Reproduce the records below in full and exactly, without their images.

** Begin Records shown **

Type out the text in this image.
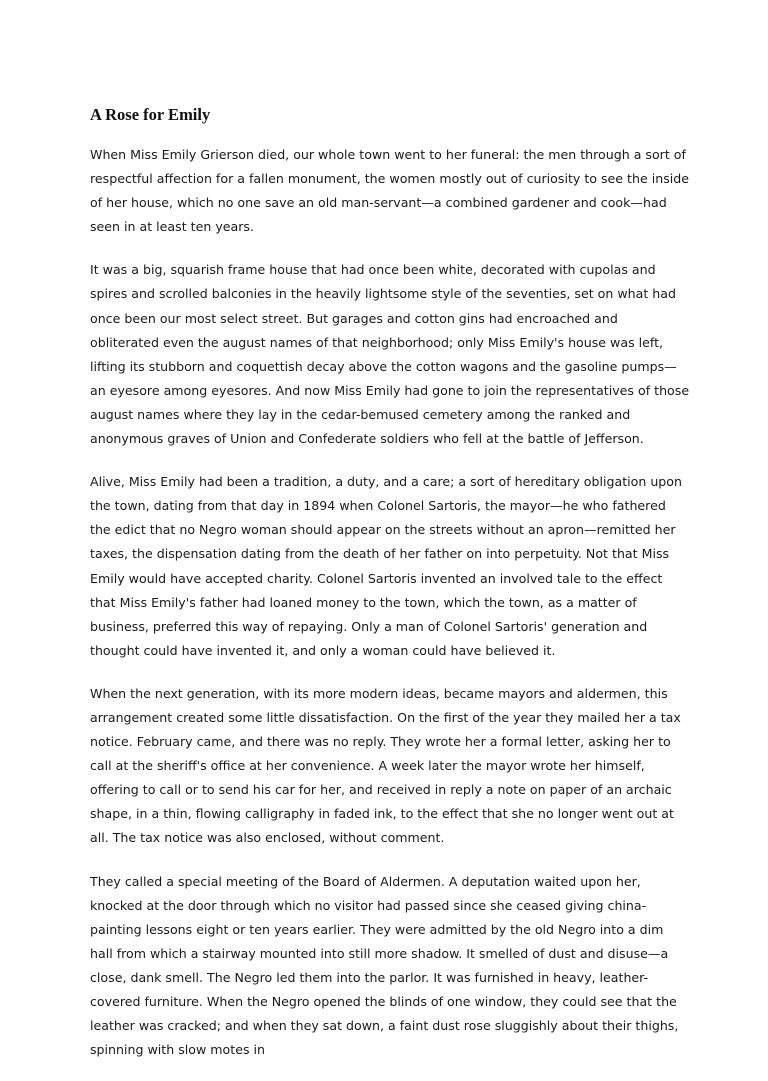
A Rose for Emily

When Miss Emily Grierson died, our whole town went to her funeral: the men through a sort of respectful affection for a fallen monument, the women mostly out of curiosity to see the inside of her house, which no one save an old man-servant—a combined gardener and cook—had seen in at least ten years.

It was a big, squarish frame house that had once been white, decorated with cupolas and spires and scrolled balconies in the heavily lightsome style of the seventies, set on what had once been our most select street. But garages and cotton gins had encroached and obliterated even the august names of that neighborhood; only Miss Emily's house was left, lifting its stubborn and coquettish decay above the cotton wagons and the gasoline pumps—an eyesore among eyesores. And now Miss Emily had gone to join the representatives of those august names where they lay in the cedar-bemused cemetery among the ranked and anonymous graves of Union and Confederate soldiers who fell at the battle of Jefferson.

Alive, Miss Emily had been a tradition, a duty, and a care; a sort of hereditary obligation upon the town, dating from that day in 1894 when Colonel Sartoris, the mayor—he who fathered the edict that no Negro woman should appear on the streets without an apron—remitted her taxes, the dispensation dating from the death of her father on into perpetuity. Not that Miss Emily would have accepted charity. Colonel Sartoris invented an involved tale to the effect that Miss Emily's father had loaned money to the town, which the town, as a matter of business, preferred this way of repaying. Only a man of Colonel Sartoris' generation and thought could have invented it, and only a woman could have believed it.

When the next generation, with its more modern ideas, became mayors and aldermen, this arrangement created some little dissatisfaction. On the first of the year they mailed her a tax notice. February came, and there was no reply. They wrote her a formal letter, asking her to call at the sheriff's office at her convenience. A week later the mayor wrote her himself, offering to call or to send his car for her, and received in reply a note on paper of an archaic shape, in a thin, flowing calligraphy in faded ink, to the effect that she no longer went out at all. The tax notice was also enclosed, without comment.

They called a special meeting of the Board of Aldermen. A deputation waited upon her, knocked at the door through which no visitor had passed since she ceased giving china-painting lessons eight or ten years earlier. They were admitted by the old Negro into a dim hall from which a stairway mounted into still more shadow. It smelled of dust and disuse—a close, dank smell. The Negro led them into the parlor. It was furnished in heavy, leather-covered furniture. When the Negro opened the blinds of one window, they could see that the leather was cracked; and when they sat down, a faint dust rose sluggishly about their thighs, spinning with slow motes in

** End Records shown **

- Full output -
Type out the text in this image.
A Rose for Emily

When Miss Emily Grierson died, our whole town went to her funeral: the men through a sort of respectful affection for a fallen monument, the women mostly out of curiosity to see the inside of her house, which no one save an old man-servant—a combined gardener and cook—had seen in at least ten years.

It was a big, squarish frame house that had once been white, decorated with cupolas and spires and scrolled balconies in the heavily lightsome style of the seventies, set on what had once been our most select street. But garages and cotton gins had encroached and obliterated even the august names of that neighborhood; only Miss Emily's house was left, lifting its stubborn and coquettish decay above the cotton wagons and the gasoline pumps—an eyesore among eyesores. And now Miss Emily had gone to join the representatives of those august names where they lay in the cedar-bemused cemetery among the ranked and anonymous graves of Union and Confederate soldiers who fell at the battle of Jefferson.

Alive, Miss Emily had been a tradition, a duty, and a care; a sort of hereditary obligation upon the town, dating from that day in 1894 when Colonel Sartoris, the mayor—he who fathered the edict that no Negro woman should appear on the streets without an apron—remitted her taxes, the dispensation dating from the death of her father on into perpetuity. Not that Miss Emily would have accepted charity. Colonel Sartoris invented an involved tale to the effect that Miss Emily's father had loaned money to the town, which the town, as a matter of business, preferred this way of repaying. Only a man of Colonel Sartoris' generation and thought could have invented it, and only a woman could have believed it.

When the next generation, with its more modern ideas, became mayors and aldermen, this arrangement created some little dissatisfaction. On the first of the year they mailed her a tax notice. February came, and there was no reply. They wrote her a formal letter, asking her to call at the sheriff's office at her convenience. A week later the mayor wrote her himself, offering to call or to send his car for her, and received in reply a note on paper of an archaic shape, in a thin, flowing calligraphy in faded ink, to the effect that she no longer went out at all. The tax notice was also enclosed, without comment.

They called a special meeting of the Board of Aldermen. A deputation waited upon her, knocked at the door through which no visitor had passed since she ceased giving china-painting lessons eight or ten years earlier. They were admitted by the old Negro into a dim hall from which a stairway mounted into still more shadow. It smelled of dust and disuse—a close, dank smell. The Negro led them into the parlor. It was furnished in heavy, leather-covered furniture. When the Negro opened the blinds of one window, they could see that the leather was cracked; and when they sat down, a faint dust rose sluggishly about their thighs, spinning with slow motes in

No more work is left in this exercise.